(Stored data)
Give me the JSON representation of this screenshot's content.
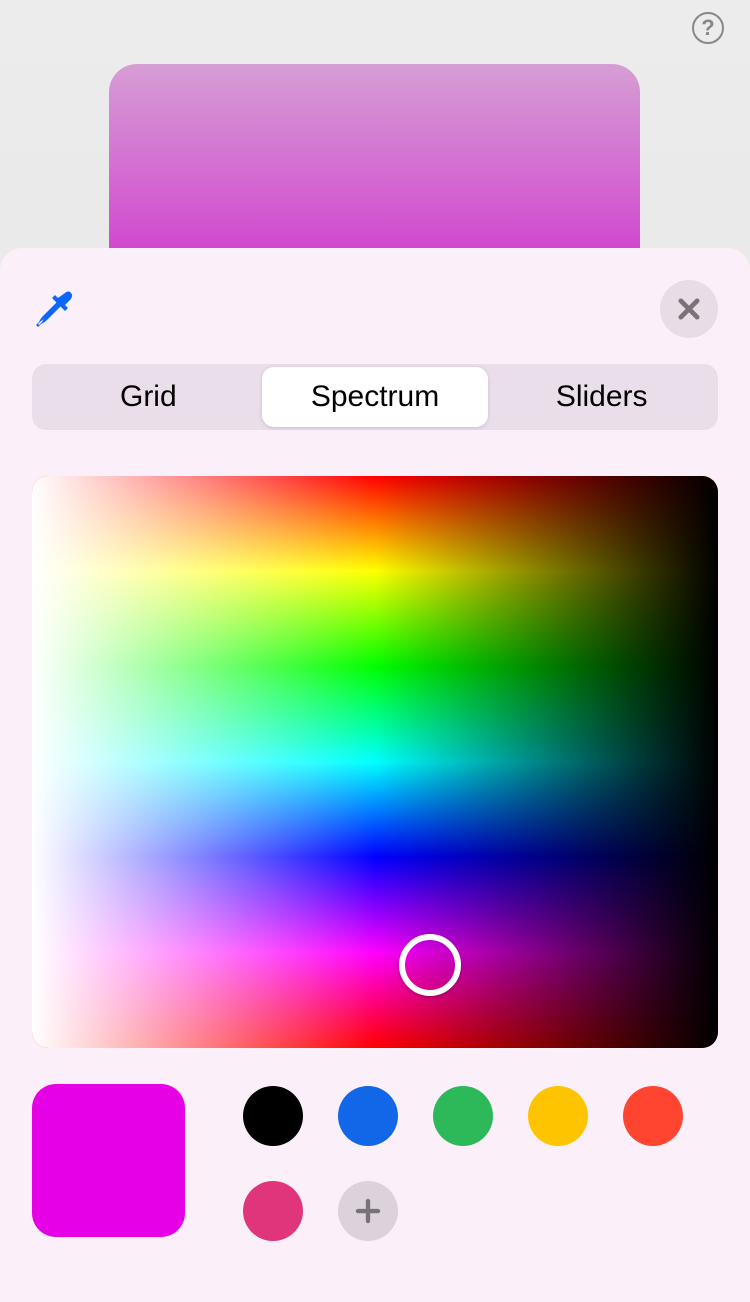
{
  "header": {
    "help_icon": "help-icon"
  },
  "preview": {
    "color": "#d142ce"
  },
  "picker": {
    "eyedropper_icon": "eyedropper-icon",
    "close_icon": "close-icon",
    "tabs": [
      {
        "label": "Grid",
        "active": false
      },
      {
        "label": "Spectrum",
        "active": true
      },
      {
        "label": "Sliders",
        "active": false
      }
    ],
    "spectrum": {
      "cursor_position": {
        "x_pct": 58,
        "y_pct": 85.5
      }
    },
    "current_color": "#e600e6",
    "presets": [
      {
        "color": "#000000"
      },
      {
        "color": "#1266e8"
      },
      {
        "color": "#2db859"
      },
      {
        "color": "#ffc400"
      },
      {
        "color": "#ff4530"
      },
      {
        "color": "#e0357a"
      }
    ],
    "add_icon": "plus-icon"
  }
}
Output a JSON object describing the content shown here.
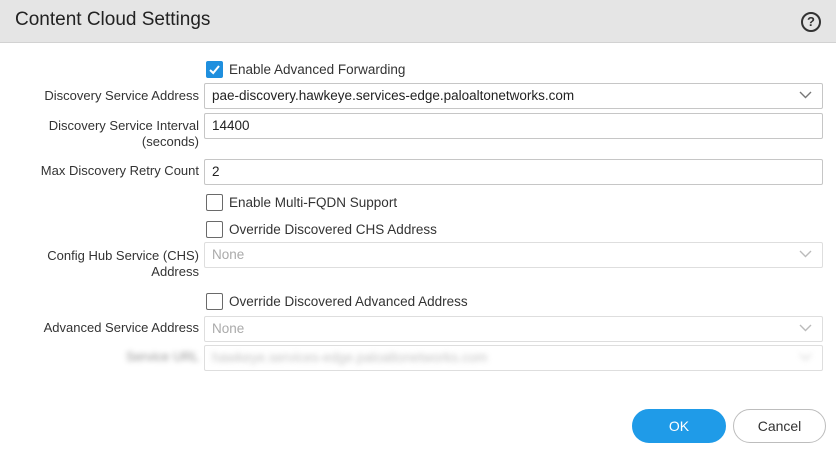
{
  "dialog": {
    "title": "Content Cloud Settings",
    "help_icon": "question-circle-icon",
    "help_glyph": "?"
  },
  "enable_advanced_forwarding": {
    "label": "Enable Advanced Forwarding",
    "checked": true
  },
  "discovery_service_address": {
    "label": "Discovery Service Address",
    "value": "pae-discovery.hawkeye.services-edge.paloaltonetworks.com"
  },
  "discovery_service_interval": {
    "label_line1": "Discovery Service Interval",
    "label_line2": "(seconds)",
    "value": "14400"
  },
  "max_discovery_retry_count": {
    "label": "Max Discovery Retry Count",
    "value": "2"
  },
  "enable_multi_fqdn": {
    "label": "Enable Multi-FQDN Support",
    "checked": false
  },
  "override_chs": {
    "label": "Override Discovered CHS Address",
    "checked": false
  },
  "config_hub_service": {
    "label_line1": "Config Hub Service (CHS)",
    "label_line2": "Address",
    "placeholder": "None"
  },
  "override_advanced": {
    "label": "Override Discovered Advanced Address",
    "checked": false
  },
  "advanced_service_address": {
    "label": "Advanced Service Address",
    "placeholder": "None"
  },
  "service_url": {
    "label": "Service URL",
    "value": "hawkeye.services-edge.paloaltonetworks.com"
  },
  "footer": {
    "ok_label": "OK",
    "cancel_label": "Cancel"
  },
  "colors": {
    "accent": "#1f9be8",
    "checkbox_checked": "#1f8fde",
    "titlebar": "#e5e5e5"
  }
}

→ **Requirement**
Report the number of lines that contain "services", with no other words.

→ **Completed task**
2